## What the exercise asks
Using the data below, gather each line that includes the word "must".

* begin Entries *

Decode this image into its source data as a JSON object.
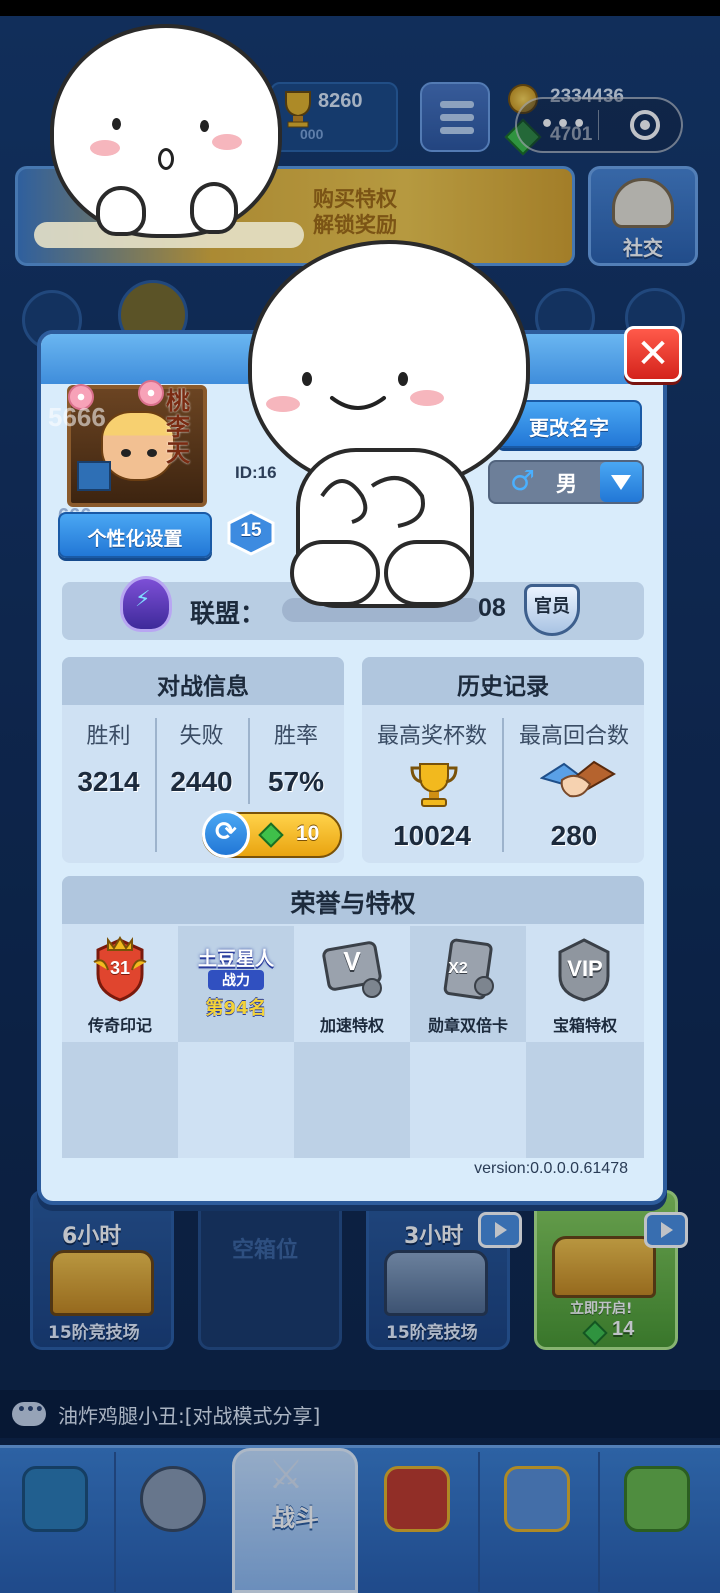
{
  "top": {
    "trophies": "8260",
    "trophies_sub": "000",
    "coins": "2334436",
    "gems": "4701",
    "capsule_dots": "•••"
  },
  "banner": {
    "text": "购买特权\n解锁奖励"
  },
  "social": {
    "label": "社交"
  },
  "profile": {
    "avatar_name": "桃\n李\n天",
    "avatar_wm": "5666",
    "avatar_wm2": "666",
    "id_text": "ID:16",
    "custom_button": "个性化设置",
    "level": "15",
    "rename_button": "更改名字",
    "gender_symbol": "♂",
    "gender": "男",
    "alliance_label": "联盟：",
    "alliance_suffix": "08",
    "officer": "官员"
  },
  "battle_info": {
    "title": "对战信息",
    "wins_label": "胜利",
    "losses_label": "失败",
    "rate_label": "胜率",
    "wins": "3214",
    "losses": "2440",
    "rate": "57%",
    "reset_cost": "10"
  },
  "history": {
    "title": "历史记录",
    "max_trophies_label": "最高奖杯数",
    "max_rounds_label": "最高回合数",
    "max_trophies": "10024",
    "max_rounds": "280"
  },
  "honors": {
    "title": "荣誉与特权",
    "items": [
      {
        "label": "传奇印记",
        "badge": "31"
      },
      {
        "label": "土豆星人",
        "sub": "战力",
        "rank": "第94名"
      },
      {
        "label": "加速特权",
        "icon": "V"
      },
      {
        "label": "勋章双倍卡",
        "icon": "X2"
      },
      {
        "label": "宝箱特权",
        "icon": "VIP"
      }
    ]
  },
  "version": "version:0.0.0.0.61478",
  "chests": [
    {
      "time": "6小时",
      "arena": "15阶竞技场"
    },
    {
      "empty": "空箱位"
    },
    {
      "time": "3小时",
      "arena": "15阶竞技场"
    },
    {
      "open": "立即开启!",
      "gems": "14"
    }
  ],
  "chat": {
    "text": "油炸鸡腿小丑:[对战模式分享]"
  },
  "nav": {
    "battle": "战斗"
  },
  "colors": {
    "dialog_bg": "#d9ecfb",
    "panel_head": "#b0c6de",
    "button_blue": "#2277d6",
    "close_red": "#d4231c",
    "gold": "#f3c94b",
    "background": "#132f5c"
  }
}
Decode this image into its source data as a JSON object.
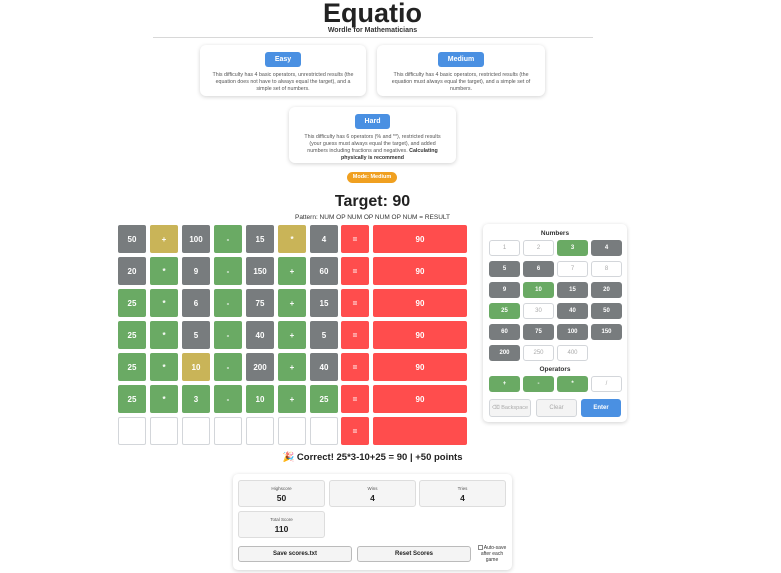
{
  "header": {
    "title": "Equatio",
    "subtitle": "Wordle for Mathematicians"
  },
  "difficulties": [
    {
      "label": "Easy",
      "description": "This difficulty has 4 basic operators, unrestricted results (the equation does not have to always equal the target), and a simple set of numbers.",
      "note": ""
    },
    {
      "label": "Medium",
      "description": "This difficulty has 4 basic operators, restricted results (the equation must always equal the target), and a simple set of numbers.",
      "note": ""
    },
    {
      "label": "Hard",
      "description": "This difficulty has 6 operators (% and **), restricted results (your guess must always equal the target), and added numbers including fractions and negatives.",
      "note": "Calculating physically is recommend"
    }
  ],
  "mode_badge": "Mode: Medium",
  "target_text": "Target: 90",
  "pattern_text": "Pattern: NUM OP NUM OP NUM OP NUM = RESULT",
  "board": {
    "rows": [
      {
        "cells": [
          {
            "v": "50",
            "s": "gray"
          },
          {
            "v": "+",
            "s": "yellow"
          },
          {
            "v": "100",
            "s": "gray"
          },
          {
            "v": "-",
            "s": "green"
          },
          {
            "v": "15",
            "s": "gray"
          },
          {
            "v": "*",
            "s": "yellow"
          },
          {
            "v": "4",
            "s": "gray"
          }
        ],
        "eq": "=",
        "result": "90"
      },
      {
        "cells": [
          {
            "v": "20",
            "s": "gray"
          },
          {
            "v": "*",
            "s": "green"
          },
          {
            "v": "9",
            "s": "gray"
          },
          {
            "v": "-",
            "s": "green"
          },
          {
            "v": "150",
            "s": "gray"
          },
          {
            "v": "+",
            "s": "green"
          },
          {
            "v": "60",
            "s": "gray"
          }
        ],
        "eq": "=",
        "result": "90"
      },
      {
        "cells": [
          {
            "v": "25",
            "s": "green"
          },
          {
            "v": "*",
            "s": "green"
          },
          {
            "v": "6",
            "s": "gray"
          },
          {
            "v": "-",
            "s": "green"
          },
          {
            "v": "75",
            "s": "gray"
          },
          {
            "v": "+",
            "s": "green"
          },
          {
            "v": "15",
            "s": "gray"
          }
        ],
        "eq": "=",
        "result": "90"
      },
      {
        "cells": [
          {
            "v": "25",
            "s": "green"
          },
          {
            "v": "*",
            "s": "green"
          },
          {
            "v": "5",
            "s": "gray"
          },
          {
            "v": "-",
            "s": "green"
          },
          {
            "v": "40",
            "s": "gray"
          },
          {
            "v": "+",
            "s": "green"
          },
          {
            "v": "5",
            "s": "gray"
          }
        ],
        "eq": "=",
        "result": "90"
      },
      {
        "cells": [
          {
            "v": "25",
            "s": "green"
          },
          {
            "v": "*",
            "s": "green"
          },
          {
            "v": "10",
            "s": "yellow"
          },
          {
            "v": "-",
            "s": "green"
          },
          {
            "v": "200",
            "s": "gray"
          },
          {
            "v": "+",
            "s": "green"
          },
          {
            "v": "40",
            "s": "gray"
          }
        ],
        "eq": "=",
        "result": "90"
      },
      {
        "cells": [
          {
            "v": "25",
            "s": "green"
          },
          {
            "v": "*",
            "s": "green"
          },
          {
            "v": "3",
            "s": "green"
          },
          {
            "v": "-",
            "s": "green"
          },
          {
            "v": "10",
            "s": "green"
          },
          {
            "v": "+",
            "s": "green"
          },
          {
            "v": "25",
            "s": "green"
          }
        ],
        "eq": "=",
        "result": "90"
      },
      {
        "cells": [
          {
            "v": "",
            "s": "empty"
          },
          {
            "v": "",
            "s": "empty"
          },
          {
            "v": "",
            "s": "empty"
          },
          {
            "v": "",
            "s": "empty"
          },
          {
            "v": "",
            "s": "empty"
          },
          {
            "v": "",
            "s": "empty"
          },
          {
            "v": "",
            "s": "empty"
          }
        ],
        "eq": "=",
        "result": ""
      }
    ]
  },
  "keyboard": {
    "numbers_title": "Numbers",
    "numbers": [
      {
        "v": "1",
        "s": "plain"
      },
      {
        "v": "2",
        "s": "plain"
      },
      {
        "v": "3",
        "s": "green"
      },
      {
        "v": "4",
        "s": "gray"
      },
      {
        "v": "5",
        "s": "gray"
      },
      {
        "v": "6",
        "s": "gray"
      },
      {
        "v": "7",
        "s": "plain"
      },
      {
        "v": "8",
        "s": "plain"
      },
      {
        "v": "9",
        "s": "gray"
      },
      {
        "v": "10",
        "s": "green"
      },
      {
        "v": "15",
        "s": "gray"
      },
      {
        "v": "20",
        "s": "gray"
      },
      {
        "v": "25",
        "s": "green"
      },
      {
        "v": "30",
        "s": "plain"
      },
      {
        "v": "40",
        "s": "gray"
      },
      {
        "v": "50",
        "s": "gray"
      },
      {
        "v": "60",
        "s": "gray"
      },
      {
        "v": "75",
        "s": "gray"
      },
      {
        "v": "100",
        "s": "gray"
      },
      {
        "v": "150",
        "s": "gray"
      },
      {
        "v": "200",
        "s": "gray"
      },
      {
        "v": "250",
        "s": "plain"
      },
      {
        "v": "400",
        "s": "plain"
      }
    ],
    "operators_title": "Operators",
    "operators": [
      {
        "v": "+",
        "s": "green"
      },
      {
        "v": "-",
        "s": "green"
      },
      {
        "v": "*",
        "s": "green"
      },
      {
        "v": "/",
        "s": "plain"
      }
    ],
    "backspace": "⌫ Backspace",
    "clear": "Clear",
    "enter": "Enter"
  },
  "message": "🎉 Correct! 25*3-10+25 = 90 | +50 points",
  "scores": {
    "highscore_label": "Highscore",
    "highscore": "50",
    "wins_label": "Wins",
    "wins": "4",
    "tries_label": "Tries",
    "tries": "4",
    "total_label": "Total Score",
    "total": "110",
    "save_label": "Save scores.txt",
    "reset_label": "Reset Scores",
    "autosave_label": "Auto-save after each game"
  },
  "colors": {
    "green": "#6aaa64",
    "yellow": "#c9b458",
    "gray": "#787c7e",
    "red": "#ff4d4d",
    "blue": "#4a90e2",
    "orange": "#f0a020"
  }
}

* end Entries *

## Response
      "description": "This difficulty has 4 basic operators, restricted results (the equation must always equal the target), and a simple set of numbers.",
      "description": "This difficulty has 6 operators (% and **), restricted results (your guess must always equal the target), and added numbers including fractions and negatives.",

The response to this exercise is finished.